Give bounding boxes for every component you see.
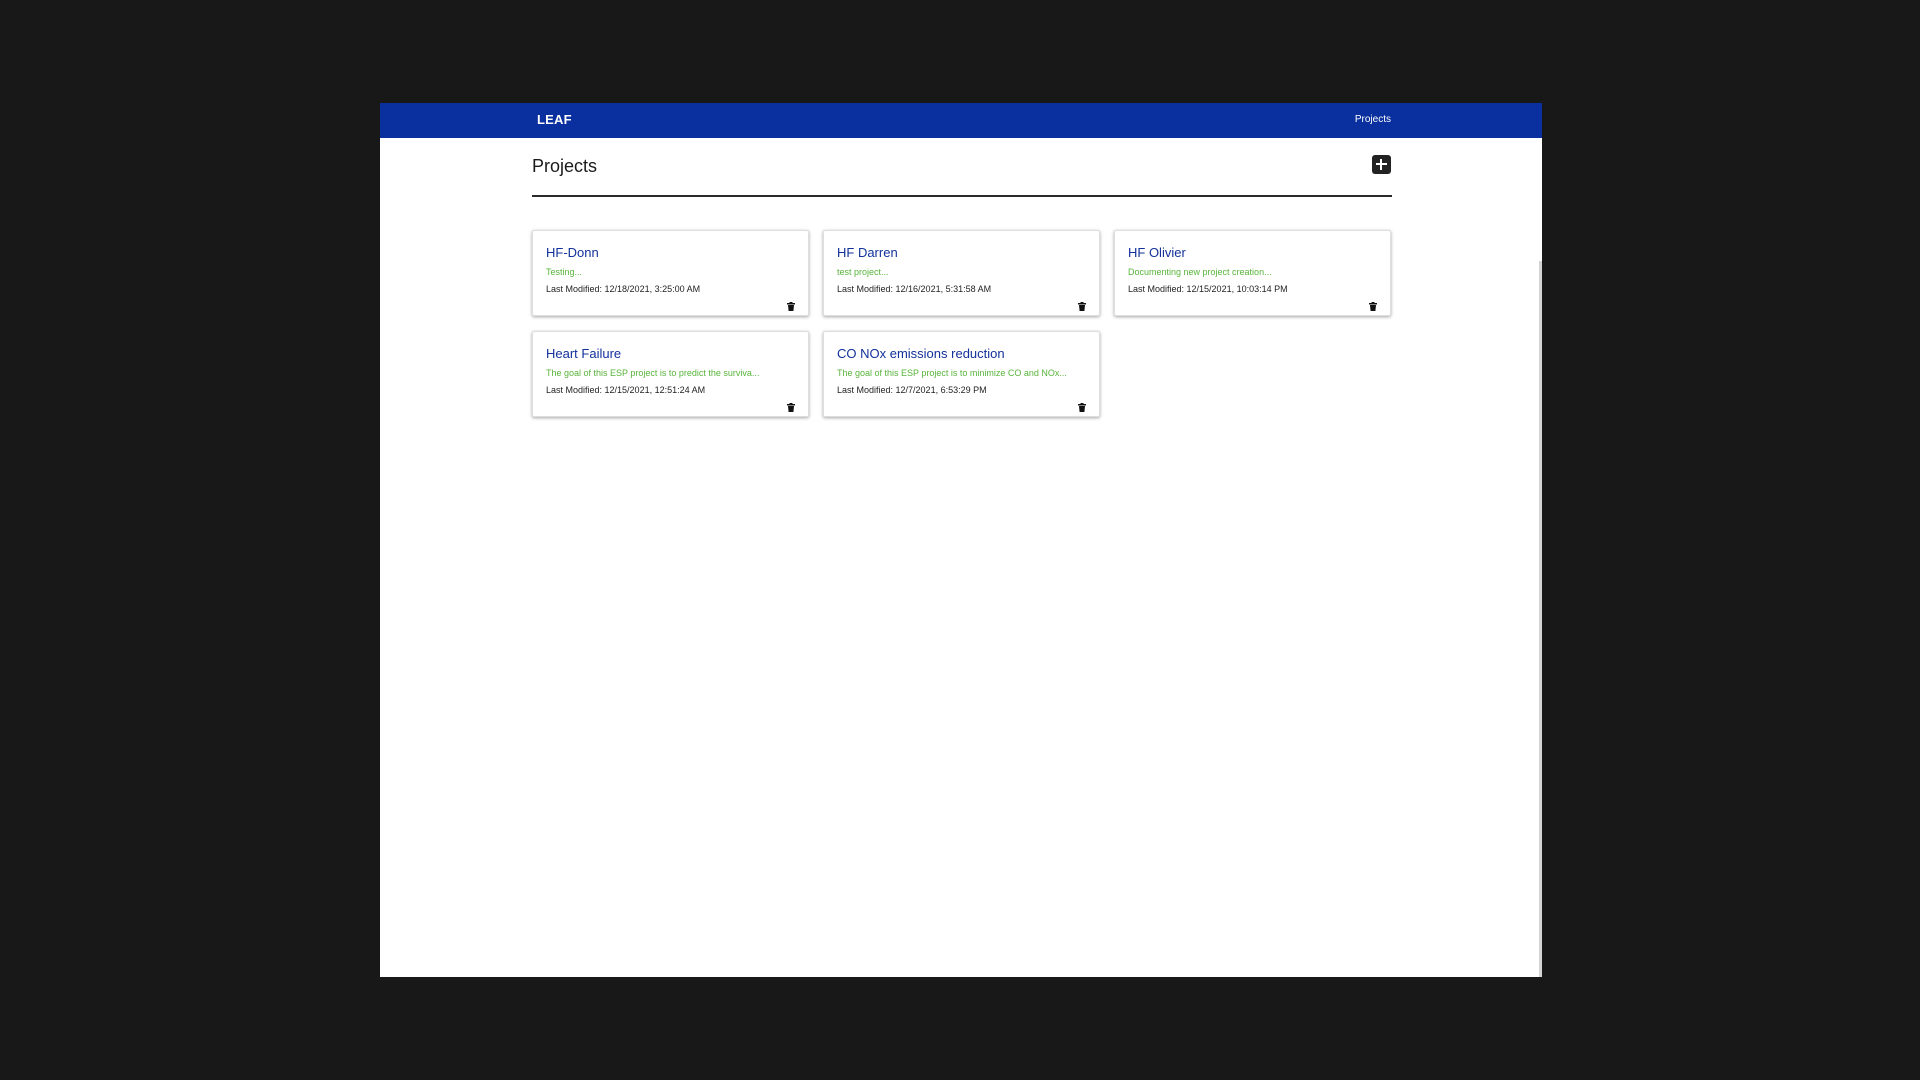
trash-icon[interactable] <box>1078 302 1086 311</box>
project-card[interactable]: Heart Failure The goal of this ESP proje… <box>532 331 809 417</box>
nav-link-projects[interactable]: Projects <box>1355 114 1391 125</box>
trash-icon[interactable] <box>787 403 795 412</box>
vertical-scrollbar[interactable] <box>1539 261 1542 977</box>
project-title[interactable]: HF-Donn <box>546 245 795 261</box>
project-title[interactable]: HF Olivier <box>1128 245 1377 261</box>
project-description: The goal of this ESP project is to minim… <box>837 368 1067 378</box>
project-title[interactable]: CO NOx emissions reduction <box>837 346 1086 362</box>
project-card-grid: HF-Donn Testing... Last Modified: 12/18/… <box>532 230 1392 417</box>
project-description: Testing... <box>546 267 583 277</box>
project-title[interactable]: HF Darren <box>837 245 1086 261</box>
title-divider <box>532 195 1392 197</box>
browser-viewport: LEAF Projects Projects HF-Donn Testing..… <box>380 103 1542 977</box>
project-description: test project... <box>837 267 889 277</box>
trash-icon[interactable] <box>787 302 795 311</box>
project-card[interactable]: HF Darren test project... Last Modified:… <box>823 230 1100 316</box>
top-navbar: LEAF Projects <box>380 103 1542 138</box>
add-project-button[interactable] <box>1372 155 1391 174</box>
project-description: The goal of this ESP project is to predi… <box>546 368 760 378</box>
brand-logo[interactable]: LEAF <box>537 112 572 127</box>
last-modified-text: Last Modified: 12/7/2021, 6:53:29 PM <box>837 385 987 395</box>
project-description: Documenting new project creation... <box>1128 267 1272 277</box>
plus-icon-stroke <box>1380 159 1382 170</box>
project-title[interactable]: Heart Failure <box>546 346 795 362</box>
trash-icon[interactable] <box>1369 302 1377 311</box>
trash-icon[interactable] <box>1078 403 1086 412</box>
project-card[interactable]: HF Olivier Documenting new project creat… <box>1114 230 1391 316</box>
last-modified-text: Last Modified: 12/15/2021, 10:03:14 PM <box>1128 284 1288 294</box>
last-modified-text: Last Modified: 12/16/2021, 5:31:58 AM <box>837 284 992 294</box>
last-modified-text: Last Modified: 12/15/2021, 12:51:24 AM <box>546 385 706 395</box>
last-modified-text: Last Modified: 12/18/2021, 3:25:00 AM <box>546 284 701 294</box>
project-card[interactable]: HF-Donn Testing... Last Modified: 12/18/… <box>532 230 809 316</box>
project-card[interactable]: CO NOx emissions reduction The goal of t… <box>823 331 1100 417</box>
page-title: Projects <box>532 156 598 176</box>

■ TASK INSTRUCTIONS:
Rewrite the records with every "trash-icon" replaced by "delete-icon" and nothing else altered. Leave out the pictures.

■ THE ANSWER:
Give bounding boxes for every component you see.
delete-icon[interactable] <box>1078 302 1086 311</box>
project-card[interactable]: Heart Failure The goal of this ESP proje… <box>532 331 809 417</box>
nav-link-projects[interactable]: Projects <box>1355 114 1391 125</box>
delete-icon[interactable] <box>787 403 795 412</box>
vertical-scrollbar[interactable] <box>1539 261 1542 977</box>
project-title[interactable]: HF-Donn <box>546 245 795 261</box>
project-title[interactable]: HF Olivier <box>1128 245 1377 261</box>
project-description: The goal of this ESP project is to minim… <box>837 368 1067 378</box>
project-title[interactable]: CO NOx emissions reduction <box>837 346 1086 362</box>
project-card-grid: HF-Donn Testing... Last Modified: 12/18/… <box>532 230 1392 417</box>
project-description: Testing... <box>546 267 583 277</box>
project-title[interactable]: HF Darren <box>837 245 1086 261</box>
title-divider <box>532 195 1392 197</box>
browser-viewport: LEAF Projects Projects HF-Donn Testing..… <box>380 103 1542 977</box>
project-description: test project... <box>837 267 889 277</box>
delete-icon[interactable] <box>787 302 795 311</box>
project-card[interactable]: HF Darren test project... Last Modified:… <box>823 230 1100 316</box>
top-navbar: LEAF Projects <box>380 103 1542 138</box>
add-project-button[interactable] <box>1372 155 1391 174</box>
project-description: The goal of this ESP project is to predi… <box>546 368 760 378</box>
brand-logo[interactable]: LEAF <box>537 112 572 127</box>
last-modified-text: Last Modified: 12/7/2021, 6:53:29 PM <box>837 385 987 395</box>
project-description: Documenting new project creation... <box>1128 267 1272 277</box>
plus-icon-stroke <box>1380 159 1382 170</box>
project-title[interactable]: Heart Failure <box>546 346 795 362</box>
delete-icon[interactable] <box>1369 302 1377 311</box>
delete-icon[interactable] <box>1078 403 1086 412</box>
project-card[interactable]: HF Olivier Documenting new project creat… <box>1114 230 1391 316</box>
last-modified-text: Last Modified: 12/15/2021, 10:03:14 PM <box>1128 284 1288 294</box>
last-modified-text: Last Modified: 12/16/2021, 5:31:58 AM <box>837 284 992 294</box>
last-modified-text: Last Modified: 12/15/2021, 12:51:24 AM <box>546 385 706 395</box>
last-modified-text: Last Modified: 12/18/2021, 3:25:00 AM <box>546 284 701 294</box>
project-card[interactable]: HF-Donn Testing... Last Modified: 12/18/… <box>532 230 809 316</box>
project-card[interactable]: CO NOx emissions reduction The goal of t… <box>823 331 1100 417</box>
page-title: Projects <box>532 156 598 176</box>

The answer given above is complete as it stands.